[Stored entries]
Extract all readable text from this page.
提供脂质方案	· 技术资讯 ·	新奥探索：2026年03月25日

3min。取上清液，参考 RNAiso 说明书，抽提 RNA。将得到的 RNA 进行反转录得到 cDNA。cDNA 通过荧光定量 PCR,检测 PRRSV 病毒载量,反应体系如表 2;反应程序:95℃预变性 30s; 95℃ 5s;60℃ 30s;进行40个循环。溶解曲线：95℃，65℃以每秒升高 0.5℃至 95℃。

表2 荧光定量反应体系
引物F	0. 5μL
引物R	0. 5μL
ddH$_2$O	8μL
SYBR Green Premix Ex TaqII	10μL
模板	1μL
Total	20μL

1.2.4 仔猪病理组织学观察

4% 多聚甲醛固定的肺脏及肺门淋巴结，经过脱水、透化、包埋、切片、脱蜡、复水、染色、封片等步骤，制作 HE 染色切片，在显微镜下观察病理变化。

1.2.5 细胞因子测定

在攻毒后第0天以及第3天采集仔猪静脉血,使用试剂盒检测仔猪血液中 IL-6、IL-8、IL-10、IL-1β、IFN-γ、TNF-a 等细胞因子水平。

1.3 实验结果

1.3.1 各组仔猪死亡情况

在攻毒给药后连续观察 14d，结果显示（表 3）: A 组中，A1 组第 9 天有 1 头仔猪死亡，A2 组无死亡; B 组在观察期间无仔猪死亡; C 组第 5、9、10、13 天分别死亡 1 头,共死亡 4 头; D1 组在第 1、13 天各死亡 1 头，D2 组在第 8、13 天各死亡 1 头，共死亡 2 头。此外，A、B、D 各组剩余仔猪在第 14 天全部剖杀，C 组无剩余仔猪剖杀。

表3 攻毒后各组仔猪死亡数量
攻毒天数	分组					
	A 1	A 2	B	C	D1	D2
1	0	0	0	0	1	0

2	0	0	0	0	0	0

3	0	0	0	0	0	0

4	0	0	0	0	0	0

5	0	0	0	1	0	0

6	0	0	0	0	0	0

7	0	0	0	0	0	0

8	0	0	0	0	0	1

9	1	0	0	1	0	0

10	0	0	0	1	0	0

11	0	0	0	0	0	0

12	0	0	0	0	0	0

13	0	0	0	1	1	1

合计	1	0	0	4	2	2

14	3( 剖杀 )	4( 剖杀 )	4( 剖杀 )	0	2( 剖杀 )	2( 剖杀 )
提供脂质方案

THE EXERCISE >> Retype all of the material, keeping each line exact.

OUTPUT >>
Extract all readable text from this page.
提供脂质方案	· 技术资讯 ·	新奥探索：2026年03月25日

3min。取上清液，参考 RNAiso 说明书，抽提 RNA。将得到的 RNA 进行反转录得到 cDNA。cDNA 通过荧光定量 PCR,检测 PRRSV 病毒载量,反应体系如表 2;反应程序:95℃预变性 30s; 95℃ 5s;60℃ 30s;进行40个循环。溶解曲线：95℃，65℃以每秒升高 0.5℃至 95℃。

表2 荧光定量反应体系
引物F	0. 5μL
引物R	0. 5μL
ddH$_2$O	8μL
SYBR Green Premix Ex TaqII	10μL
模板	1μL
Total	20μL

1.2.4 仔猪病理组织学观察

4% 多聚甲醛固定的肺脏及肺门淋巴结，经过脱水、透化、包埋、切片、脱蜡、复水、染色、封片等步骤，制作 HE 染色切片，在显微镜下观察病理变化。

1.2.5 细胞因子测定

在攻毒后第0天以及第3天采集仔猪静脉血,使用试剂盒检测仔猪血液中 IL-6、IL-8、IL-10、IL-1β、IFN-γ、TNF-a 等细胞因子水平。

1.3 实验结果

1.3.1 各组仔猪死亡情况

在攻毒给药后连续观察 14d，结果显示（表 3）: A 组中，A1 组第 9 天有 1 头仔猪死亡，A2 组无死亡; B 组在观察期间无仔猪死亡; C 组第 5、9、10、13 天分别死亡 1 头,共死亡 4 头; D1 组在第 1、13 天各死亡 1 头，D2 组在第 8、13 天各死亡 1 头，共死亡 2 头。此外，A、B、D 各组剩余仔猪在第 14 天全部剖杀，C 组无剩余仔猪剖杀。

表3 攻毒后各组仔猪死亡数量
攻毒天数	分组					
	A 1	A 2	B	C	D1	D2
1	0	0	0	0	1	0

2	0	0	0	0	0	0

3	0	0	0	0	0	0

4	0	0	0	0	0	0

5	0	0	0	1	0	0

6	0	0	0	0	0	0

7	0	0	0	0	0	0

8	0	0	0	0	0	1

9	1	0	0	1	0	0

10	0	0	0	1	0	0

11	0	0	0	0	0	0

12	0	0	0	0	0	0

13	0	0	0	1	1	1

合计	1	0	0	4	2	2

14	3( 剖杀 )	4( 剖杀 )	4( 剖杀 )	0	2( 剖杀 )	2( 剖杀 )
提供脂质方案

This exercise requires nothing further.